• **EXERCISE**:
What number of lines hold the word "restart"? State that number and nothing besides.

══════

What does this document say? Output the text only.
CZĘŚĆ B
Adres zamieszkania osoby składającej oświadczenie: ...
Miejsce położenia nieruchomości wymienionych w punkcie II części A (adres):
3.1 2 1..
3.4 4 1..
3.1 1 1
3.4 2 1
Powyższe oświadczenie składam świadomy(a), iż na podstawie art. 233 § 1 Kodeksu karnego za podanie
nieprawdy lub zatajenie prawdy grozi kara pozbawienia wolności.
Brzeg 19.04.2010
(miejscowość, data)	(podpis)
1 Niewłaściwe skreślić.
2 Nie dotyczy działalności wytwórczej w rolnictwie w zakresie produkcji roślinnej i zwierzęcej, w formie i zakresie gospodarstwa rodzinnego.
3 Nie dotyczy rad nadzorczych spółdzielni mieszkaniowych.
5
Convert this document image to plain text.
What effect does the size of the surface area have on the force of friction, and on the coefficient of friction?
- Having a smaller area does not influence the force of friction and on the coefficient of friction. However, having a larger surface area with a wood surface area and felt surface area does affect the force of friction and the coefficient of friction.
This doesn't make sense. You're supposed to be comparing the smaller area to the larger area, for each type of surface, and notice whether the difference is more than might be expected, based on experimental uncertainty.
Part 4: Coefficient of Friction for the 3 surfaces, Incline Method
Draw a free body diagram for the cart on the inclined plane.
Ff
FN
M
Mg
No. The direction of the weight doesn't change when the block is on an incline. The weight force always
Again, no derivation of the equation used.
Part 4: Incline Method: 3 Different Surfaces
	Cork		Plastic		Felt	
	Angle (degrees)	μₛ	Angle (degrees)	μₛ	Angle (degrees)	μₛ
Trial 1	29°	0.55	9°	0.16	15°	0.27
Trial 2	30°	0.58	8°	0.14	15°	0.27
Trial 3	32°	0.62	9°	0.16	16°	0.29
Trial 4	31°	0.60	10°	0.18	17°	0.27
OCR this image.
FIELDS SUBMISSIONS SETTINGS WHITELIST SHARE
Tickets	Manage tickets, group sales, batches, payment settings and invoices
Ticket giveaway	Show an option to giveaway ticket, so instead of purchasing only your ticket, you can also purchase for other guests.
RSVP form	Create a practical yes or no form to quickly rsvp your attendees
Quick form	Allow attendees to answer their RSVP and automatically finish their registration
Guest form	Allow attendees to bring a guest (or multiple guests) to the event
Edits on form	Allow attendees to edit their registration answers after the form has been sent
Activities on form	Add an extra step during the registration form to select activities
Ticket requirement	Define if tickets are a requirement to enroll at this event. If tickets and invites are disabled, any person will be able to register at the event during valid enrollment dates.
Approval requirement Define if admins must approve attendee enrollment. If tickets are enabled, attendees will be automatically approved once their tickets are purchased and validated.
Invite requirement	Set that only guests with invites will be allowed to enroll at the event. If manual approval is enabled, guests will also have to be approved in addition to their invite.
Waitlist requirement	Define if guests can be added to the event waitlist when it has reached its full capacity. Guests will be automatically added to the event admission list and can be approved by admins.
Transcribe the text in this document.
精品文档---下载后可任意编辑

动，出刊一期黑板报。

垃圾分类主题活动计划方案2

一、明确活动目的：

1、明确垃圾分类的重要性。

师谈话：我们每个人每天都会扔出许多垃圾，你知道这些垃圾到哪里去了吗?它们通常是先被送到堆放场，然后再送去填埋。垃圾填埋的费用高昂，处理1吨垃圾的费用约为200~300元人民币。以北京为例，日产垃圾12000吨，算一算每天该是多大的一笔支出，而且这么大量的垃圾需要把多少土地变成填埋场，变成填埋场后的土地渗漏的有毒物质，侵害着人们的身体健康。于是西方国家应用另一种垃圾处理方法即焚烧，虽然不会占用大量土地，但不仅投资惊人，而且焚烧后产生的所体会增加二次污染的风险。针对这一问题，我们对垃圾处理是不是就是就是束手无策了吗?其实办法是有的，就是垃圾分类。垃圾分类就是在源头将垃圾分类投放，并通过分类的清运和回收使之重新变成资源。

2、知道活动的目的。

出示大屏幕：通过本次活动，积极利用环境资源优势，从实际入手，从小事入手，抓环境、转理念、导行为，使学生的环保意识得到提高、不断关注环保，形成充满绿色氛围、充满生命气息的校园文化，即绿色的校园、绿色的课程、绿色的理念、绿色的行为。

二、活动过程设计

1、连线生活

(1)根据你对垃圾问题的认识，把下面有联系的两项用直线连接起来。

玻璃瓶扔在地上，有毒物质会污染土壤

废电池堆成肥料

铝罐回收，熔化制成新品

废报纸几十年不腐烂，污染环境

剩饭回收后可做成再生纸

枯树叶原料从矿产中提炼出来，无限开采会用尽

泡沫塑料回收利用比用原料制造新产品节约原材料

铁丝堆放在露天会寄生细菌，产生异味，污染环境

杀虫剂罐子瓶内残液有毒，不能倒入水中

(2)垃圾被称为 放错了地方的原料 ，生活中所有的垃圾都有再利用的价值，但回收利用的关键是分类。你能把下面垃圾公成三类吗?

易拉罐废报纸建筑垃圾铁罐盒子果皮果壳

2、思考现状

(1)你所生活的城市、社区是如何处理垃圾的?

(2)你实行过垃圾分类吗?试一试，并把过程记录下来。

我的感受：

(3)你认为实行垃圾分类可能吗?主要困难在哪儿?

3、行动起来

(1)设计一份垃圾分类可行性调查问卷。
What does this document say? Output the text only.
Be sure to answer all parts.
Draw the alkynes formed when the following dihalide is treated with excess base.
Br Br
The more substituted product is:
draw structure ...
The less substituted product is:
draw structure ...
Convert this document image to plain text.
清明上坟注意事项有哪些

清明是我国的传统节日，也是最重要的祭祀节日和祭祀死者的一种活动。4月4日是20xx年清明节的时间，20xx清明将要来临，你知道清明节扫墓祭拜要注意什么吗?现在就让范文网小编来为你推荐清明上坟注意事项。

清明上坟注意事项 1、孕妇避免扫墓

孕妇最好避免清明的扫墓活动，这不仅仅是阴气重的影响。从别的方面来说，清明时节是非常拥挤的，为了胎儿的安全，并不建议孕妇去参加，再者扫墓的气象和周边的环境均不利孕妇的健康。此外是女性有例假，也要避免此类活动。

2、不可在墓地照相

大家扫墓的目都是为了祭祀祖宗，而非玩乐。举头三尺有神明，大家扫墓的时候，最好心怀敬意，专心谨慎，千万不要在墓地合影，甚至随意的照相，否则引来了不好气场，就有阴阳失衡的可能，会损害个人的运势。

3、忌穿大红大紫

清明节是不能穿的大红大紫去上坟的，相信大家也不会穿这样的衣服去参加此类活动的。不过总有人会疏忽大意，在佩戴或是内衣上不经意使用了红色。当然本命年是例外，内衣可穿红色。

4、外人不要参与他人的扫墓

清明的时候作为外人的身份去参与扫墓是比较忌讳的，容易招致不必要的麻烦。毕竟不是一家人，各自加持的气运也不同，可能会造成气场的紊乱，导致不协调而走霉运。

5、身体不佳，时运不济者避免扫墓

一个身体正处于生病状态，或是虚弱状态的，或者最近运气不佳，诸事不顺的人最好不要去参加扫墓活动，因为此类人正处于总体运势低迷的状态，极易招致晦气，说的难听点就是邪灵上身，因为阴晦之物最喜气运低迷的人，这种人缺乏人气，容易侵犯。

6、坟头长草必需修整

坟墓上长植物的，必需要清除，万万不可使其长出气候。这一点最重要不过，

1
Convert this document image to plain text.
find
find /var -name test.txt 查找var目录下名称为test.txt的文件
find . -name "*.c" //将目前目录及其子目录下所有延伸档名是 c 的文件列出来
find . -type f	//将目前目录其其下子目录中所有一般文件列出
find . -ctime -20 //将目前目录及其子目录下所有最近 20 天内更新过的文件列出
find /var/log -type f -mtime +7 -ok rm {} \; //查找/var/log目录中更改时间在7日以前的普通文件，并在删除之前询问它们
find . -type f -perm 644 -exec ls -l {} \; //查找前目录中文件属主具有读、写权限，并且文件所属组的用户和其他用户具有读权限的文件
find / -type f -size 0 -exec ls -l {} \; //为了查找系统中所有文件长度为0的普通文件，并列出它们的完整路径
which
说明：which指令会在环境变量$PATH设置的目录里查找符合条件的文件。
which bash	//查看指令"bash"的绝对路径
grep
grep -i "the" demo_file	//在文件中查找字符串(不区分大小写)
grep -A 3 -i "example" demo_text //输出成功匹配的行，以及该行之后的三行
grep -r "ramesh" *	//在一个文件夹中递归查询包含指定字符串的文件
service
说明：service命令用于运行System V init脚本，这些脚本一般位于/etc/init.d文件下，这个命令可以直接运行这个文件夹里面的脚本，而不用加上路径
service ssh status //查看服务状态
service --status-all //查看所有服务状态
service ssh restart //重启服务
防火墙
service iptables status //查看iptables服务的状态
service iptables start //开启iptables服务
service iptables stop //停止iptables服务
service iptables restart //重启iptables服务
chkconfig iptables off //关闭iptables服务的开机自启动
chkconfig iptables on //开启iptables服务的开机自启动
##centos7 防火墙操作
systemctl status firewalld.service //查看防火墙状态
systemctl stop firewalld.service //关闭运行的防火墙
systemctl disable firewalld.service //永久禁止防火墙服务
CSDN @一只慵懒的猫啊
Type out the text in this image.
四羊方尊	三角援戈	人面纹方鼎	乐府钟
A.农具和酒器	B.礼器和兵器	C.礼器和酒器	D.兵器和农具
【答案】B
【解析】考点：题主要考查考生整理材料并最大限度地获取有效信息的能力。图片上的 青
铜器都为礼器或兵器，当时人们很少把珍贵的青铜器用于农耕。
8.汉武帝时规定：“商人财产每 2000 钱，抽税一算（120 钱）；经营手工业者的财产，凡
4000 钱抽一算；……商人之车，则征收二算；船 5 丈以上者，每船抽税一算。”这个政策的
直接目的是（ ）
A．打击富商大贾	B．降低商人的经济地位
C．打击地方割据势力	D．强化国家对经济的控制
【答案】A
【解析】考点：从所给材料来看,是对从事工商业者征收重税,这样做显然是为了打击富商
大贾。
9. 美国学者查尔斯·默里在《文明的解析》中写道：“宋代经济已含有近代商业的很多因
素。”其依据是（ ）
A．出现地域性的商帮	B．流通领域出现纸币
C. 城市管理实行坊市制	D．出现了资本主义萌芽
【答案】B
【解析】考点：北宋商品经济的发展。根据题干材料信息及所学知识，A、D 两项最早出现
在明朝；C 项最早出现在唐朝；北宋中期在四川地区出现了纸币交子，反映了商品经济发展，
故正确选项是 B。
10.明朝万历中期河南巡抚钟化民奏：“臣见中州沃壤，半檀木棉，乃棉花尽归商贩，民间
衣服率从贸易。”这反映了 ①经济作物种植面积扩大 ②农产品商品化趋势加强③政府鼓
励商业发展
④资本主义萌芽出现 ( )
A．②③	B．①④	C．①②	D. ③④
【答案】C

══════

• **PROBLEM SOLUTION**:
2